* **WHAT NEEDS TO BE DONE**:
Repeat all of the material below exactly as written, images excluded.

Collected data entries
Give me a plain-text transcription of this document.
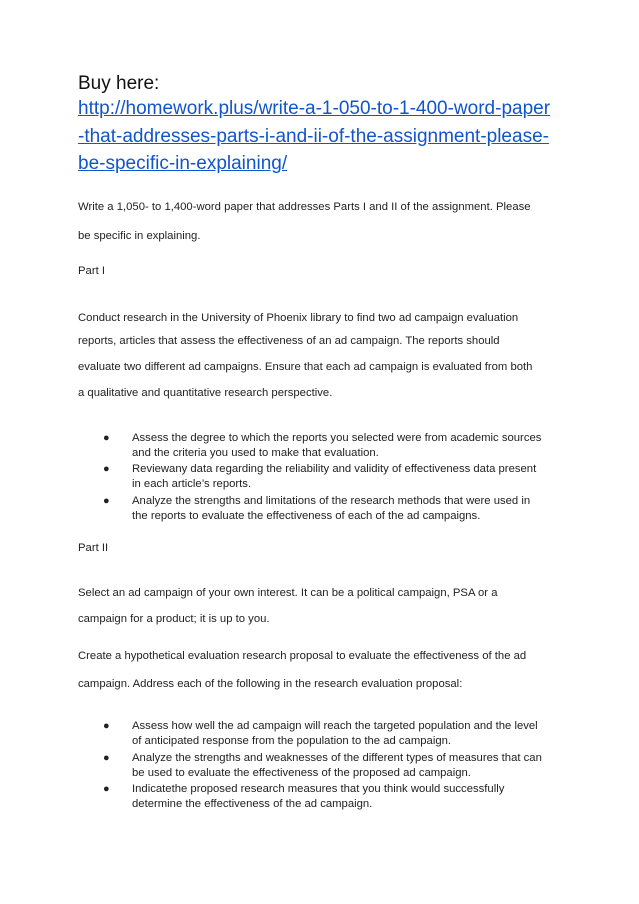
Buy here:
http://homework.plus/write-a-1-050-to-1-400-word-paper
-that-addresses-parts-i-and-ii-of-the-assignment-please-
be-specific-in-explaining/
Write a 1,050- to 1,400-word paper that addresses Parts I and II of the assignment. Please
be specific in explaining.
Part I
Conduct research in the University of Phoenix library to find two ad campaign evaluation
reports, articles that assess the effectiveness of an ad campaign. The reports should
evaluate two different ad campaigns. Ensure that each ad campaign is evaluated from both
a qualitative and quantitative research perspective.
● Assess the degree to which the reports you selected were from academic sources
and the criteria you used to make that evaluation.
● Reviewany data regarding the reliability and validity of effectiveness data present
in each article’s reports.
● Analyze the strengths and limitations of the research methods that were used in
the reports to evaluate the effectiveness of each of the ad campaigns.
Part II
Select an ad campaign of your own interest. It can be a political campaign, PSA or a
campaign for a product; it is up to you.
Create a hypothetical evaluation research proposal to evaluate the effectiveness of the ad
campaign. Address each of the following in the research evaluation proposal:
● Assess how well the ad campaign will reach the targeted population and the level
of anticipated response from the population to the ad campaign.
● Analyze the strengths and weaknesses of the different types of measures that can
be used to evaluate the effectiveness of the proposed ad campaign.
● Indicatethe proposed research measures that you think would successfully
determine the effectiveness of the ad campaign.
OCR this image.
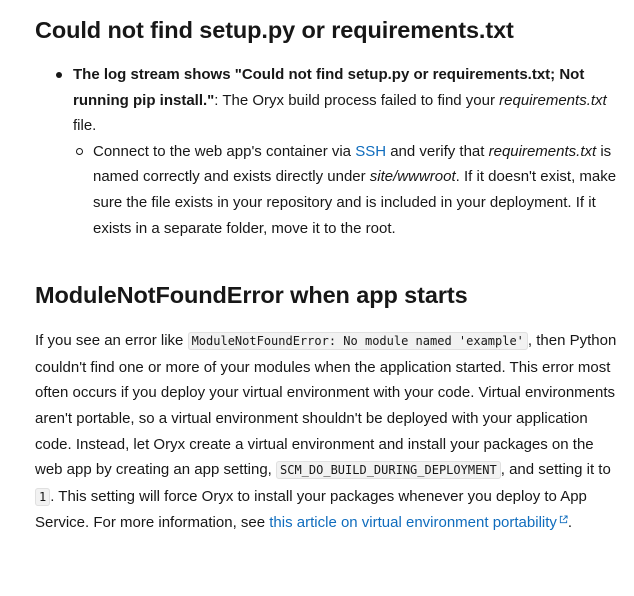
Could not find setup.py or requirements.txt
The log stream shows "Could not find setup.py or requirements.txt; Not running pip install.": The Oryx build process failed to find your requirements.txt file.
Connect to the web app's container via SSH and verify that requirements.txt is named correctly and exists directly under site/wwwroot. If it doesn't exist, make sure the file exists in your repository and is included in your deployment. If it exists in a separate folder, move it to the root.
ModuleNotFoundError when app starts

If you see an error like ModuleNotFoundError: No module named 'example' , then Python couldn't find one or more of your modules when the application started. This error most often occurs if you deploy your virtual environment with your code. Virtual environments aren't portable, so a virtual environment shouldn't be deployed with your application code. Instead, let Oryx create a virtual environment and install your packages on the web app by creating an app setting, SCM_DO_BUILD_DURING_DEPLOYMENT , and setting it to 1 . This setting will force Oryx to install your packages whenever you deploy to App Service. For more information, see this article on virtual environment portability .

* **EXPECTED ANSWER**:
Give me a plain-text transcription of this document.
Buy here:
http://homework.plus/write-a-1-050-to-1-400-word-paper
-that-addresses-parts-i-and-ii-of-the-assignment-please-
be-specific-in-explaining/
Write a 1,050- to 1,400-word paper that addresses Parts I and II of the assignment. Please
be specific in explaining.
Part I
Conduct research in the University of Phoenix library to find two ad campaign evaluation
reports, articles that assess the effectiveness of an ad campaign. The reports should
evaluate two different ad campaigns. Ensure that each ad campaign is evaluated from both
a qualitative and quantitative research perspective.
● Assess the degree to which the reports you selected were from academic sources
and the criteria you used to make that evaluation.
● Reviewany data regarding the reliability and validity of effectiveness data present
in each article’s reports.
● Analyze the strengths and limitations of the research methods that were used in
the reports to evaluate the effectiveness of each of the ad campaigns.
Part II
Select an ad campaign of your own interest. It can be a political campaign, PSA or a
campaign for a product; it is up to you.
Create a hypothetical evaluation research proposal to evaluate the effectiveness of the ad
campaign. Address each of the following in the research evaluation proposal:
● Assess how well the ad campaign will reach the targeted population and the level
of anticipated response from the population to the ad campaign.
● Analyze the strengths and weaknesses of the different types of measures that can
be used to evaluate the effectiveness of the proposed ad campaign.
● Indicatethe proposed research measures that you think would successfully
determine the effectiveness of the ad campaign.
OCR this image.
Could not find setup.py or requirements.txt
The log stream shows "Could not find setup.py or requirements.txt; Not running pip install.": The Oryx build process failed to find your requirements.txt file.
Connect to the web app's container via SSH and verify that requirements.txt is named correctly and exists directly under site/wwwroot. If it doesn't exist, make sure the file exists in your repository and is included in your deployment. If it exists in a separate folder, move it to the root.
ModuleNotFoundError when app starts

If you see an error like ModuleNotFoundError: No module named 'example' , then Python couldn't find one or more of your modules when the application started. This error most often occurs if you deploy your virtual environment with your code. Virtual environments aren't portable, so a virtual environment shouldn't be deployed with your application code. Instead, let Oryx create a virtual environment and install your packages on the web app by creating an app setting, SCM_DO_BUILD_DURING_DEPLOYMENT , and setting it to 1 . This setting will force Oryx to install your packages whenever you deploy to App Service. For more information, see this article on virtual environment portability .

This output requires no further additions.